◆ **Page extract**
..........
All glories to Srila Prabhupada!

 

 

 

Gopiparanadhana prabhu:

"According to material history, Sanskritis not the origin of all languages on

this planet. It is not even the original language of the Indo-european family.

And there are many other families of language which have no historical

connection with the Indo-european group.

But from a higher point of view, Skt is the transcendental origin of all

language. It is spoken in the heavenly planets and in Vaikuntha. There is a

history of how all languages derive from Skt, but this history cannot be seen

with material eyes. Just as the Supreme Lord is the oldest, but at certain

times appears on earth as if a recent descendent of some ancient dynasty, so

Skt appears on earth periodically and seems to be youger than some

other "proto-indo-european" language.

Our proof of this is the opinion of Vedic sastra."

in Essential Truths (of Harikesa Swami) p414

 

Ravindra Svarupa prabhu:

"I learned the terms “synchronic” and “diachronic” in a university Sanskrit

course. The way we devotees approach Sanskrit--the traditional way--is

synchronic, while academicians employ the diachronic. Tradition says that

Sanskrit is a perfected language spoken by the devatas; the academicians see

its as a mundane historical creation, a language that evolved from more humble

origins. This attitude toward Sanskrit was developed in the nineteenth century

by German scholars who devised the historical science then called “Indo-

European philology.” (Today the word “philology” has been replaced

by “linguistics.”) In 1786 the English scholar Earnest Jones had noted

affinities among Sanskrit, Persian, Greek and Latin. Inspired by evolutionary

ideas, German scholars applied them to the history of languages and traced

branching paths of evolutionary a vast family of languages that includes

Sanskrit ,Persian, Latin, Italian, ancient and modern Greek, , Gaelic, Swedish

French, German, Spanish, Russian, Polish, Armenian, and so on. The result is

considered one of the most well-established of scholarly achievements.
..........
◆ **About this task**
From the Sanskrit passage, set down the stretch from "affinities among Sanskrit, Persian, Greek" through "of scholarly achievements.", word for word. The entries bear no relation to the Sanskrit passage.

[Structured data for page parsing]
..........
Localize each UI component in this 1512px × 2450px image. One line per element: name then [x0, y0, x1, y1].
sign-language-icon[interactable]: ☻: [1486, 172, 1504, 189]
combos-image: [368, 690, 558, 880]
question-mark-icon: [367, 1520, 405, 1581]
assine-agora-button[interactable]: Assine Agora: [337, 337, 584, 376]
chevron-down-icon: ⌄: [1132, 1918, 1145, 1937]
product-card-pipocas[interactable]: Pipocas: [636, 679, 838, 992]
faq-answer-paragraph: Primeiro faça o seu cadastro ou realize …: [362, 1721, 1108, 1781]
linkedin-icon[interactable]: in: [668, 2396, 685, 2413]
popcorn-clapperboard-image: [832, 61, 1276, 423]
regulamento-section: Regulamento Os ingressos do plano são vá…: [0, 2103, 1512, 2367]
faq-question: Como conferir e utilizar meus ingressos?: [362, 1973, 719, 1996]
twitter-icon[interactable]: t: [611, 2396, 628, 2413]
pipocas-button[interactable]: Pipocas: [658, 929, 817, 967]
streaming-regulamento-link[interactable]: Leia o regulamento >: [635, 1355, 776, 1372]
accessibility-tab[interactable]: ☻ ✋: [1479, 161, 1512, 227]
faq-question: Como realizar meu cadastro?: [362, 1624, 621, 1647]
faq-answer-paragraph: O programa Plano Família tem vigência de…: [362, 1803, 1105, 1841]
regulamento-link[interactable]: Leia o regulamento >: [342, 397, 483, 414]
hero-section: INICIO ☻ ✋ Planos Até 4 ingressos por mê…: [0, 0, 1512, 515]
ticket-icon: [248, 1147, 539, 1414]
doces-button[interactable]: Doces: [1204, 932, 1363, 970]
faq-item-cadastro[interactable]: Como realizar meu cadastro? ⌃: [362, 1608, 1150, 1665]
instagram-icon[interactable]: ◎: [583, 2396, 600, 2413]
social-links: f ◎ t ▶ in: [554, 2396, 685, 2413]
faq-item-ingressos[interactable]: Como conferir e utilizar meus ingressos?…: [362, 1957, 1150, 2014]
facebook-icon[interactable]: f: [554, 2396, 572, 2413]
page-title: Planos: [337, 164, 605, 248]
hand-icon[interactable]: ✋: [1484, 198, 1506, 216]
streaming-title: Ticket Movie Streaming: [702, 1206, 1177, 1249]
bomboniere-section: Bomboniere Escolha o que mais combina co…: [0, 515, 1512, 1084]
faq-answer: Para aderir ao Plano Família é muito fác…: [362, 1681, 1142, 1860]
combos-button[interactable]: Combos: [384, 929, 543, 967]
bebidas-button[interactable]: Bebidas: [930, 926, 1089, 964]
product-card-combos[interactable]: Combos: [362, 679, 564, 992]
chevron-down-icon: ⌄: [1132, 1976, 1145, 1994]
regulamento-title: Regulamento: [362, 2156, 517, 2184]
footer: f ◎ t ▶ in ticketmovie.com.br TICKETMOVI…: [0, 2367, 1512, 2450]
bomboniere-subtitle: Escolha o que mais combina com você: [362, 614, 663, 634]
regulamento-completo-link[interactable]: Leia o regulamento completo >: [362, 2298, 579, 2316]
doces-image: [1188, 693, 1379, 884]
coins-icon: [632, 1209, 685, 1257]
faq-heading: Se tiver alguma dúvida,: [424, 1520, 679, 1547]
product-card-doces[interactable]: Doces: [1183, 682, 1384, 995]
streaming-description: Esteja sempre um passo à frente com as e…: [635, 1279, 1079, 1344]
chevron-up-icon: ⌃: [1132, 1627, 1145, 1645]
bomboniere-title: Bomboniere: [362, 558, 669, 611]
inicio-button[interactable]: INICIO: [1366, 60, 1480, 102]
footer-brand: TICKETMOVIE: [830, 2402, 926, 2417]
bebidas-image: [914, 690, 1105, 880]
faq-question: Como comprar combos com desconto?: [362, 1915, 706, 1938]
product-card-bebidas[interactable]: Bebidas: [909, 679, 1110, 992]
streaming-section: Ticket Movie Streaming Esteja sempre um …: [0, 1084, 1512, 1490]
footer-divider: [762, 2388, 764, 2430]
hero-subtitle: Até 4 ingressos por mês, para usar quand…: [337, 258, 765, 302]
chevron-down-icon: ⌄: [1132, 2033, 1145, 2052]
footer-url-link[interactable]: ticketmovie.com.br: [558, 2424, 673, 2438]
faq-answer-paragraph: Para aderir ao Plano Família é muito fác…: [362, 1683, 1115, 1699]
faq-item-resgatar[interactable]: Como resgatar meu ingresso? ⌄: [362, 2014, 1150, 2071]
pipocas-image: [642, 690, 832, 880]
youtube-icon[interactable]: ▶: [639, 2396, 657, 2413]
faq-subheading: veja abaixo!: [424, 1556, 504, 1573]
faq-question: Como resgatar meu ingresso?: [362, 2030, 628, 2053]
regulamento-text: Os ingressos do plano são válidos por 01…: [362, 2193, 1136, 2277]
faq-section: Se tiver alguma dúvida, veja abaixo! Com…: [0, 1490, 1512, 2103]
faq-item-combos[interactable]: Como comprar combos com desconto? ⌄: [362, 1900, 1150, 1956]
..........
◆ **Written response**
affinities among Sanskrit, Persian, Greek and Latin. Inspired by evolutionary

ideas, German scholars applied them to the history of languages and traced

branching paths of evolutionary a vast family of languages that includes

Sanskrit ,Persian, Latin, Italian, ancient and modern Greek, , Gaelic, Swedish

French, German, Spanish, Russian, Polish, Armenian, and so on. The result is

considered one of the most well-established of scholarly achievements.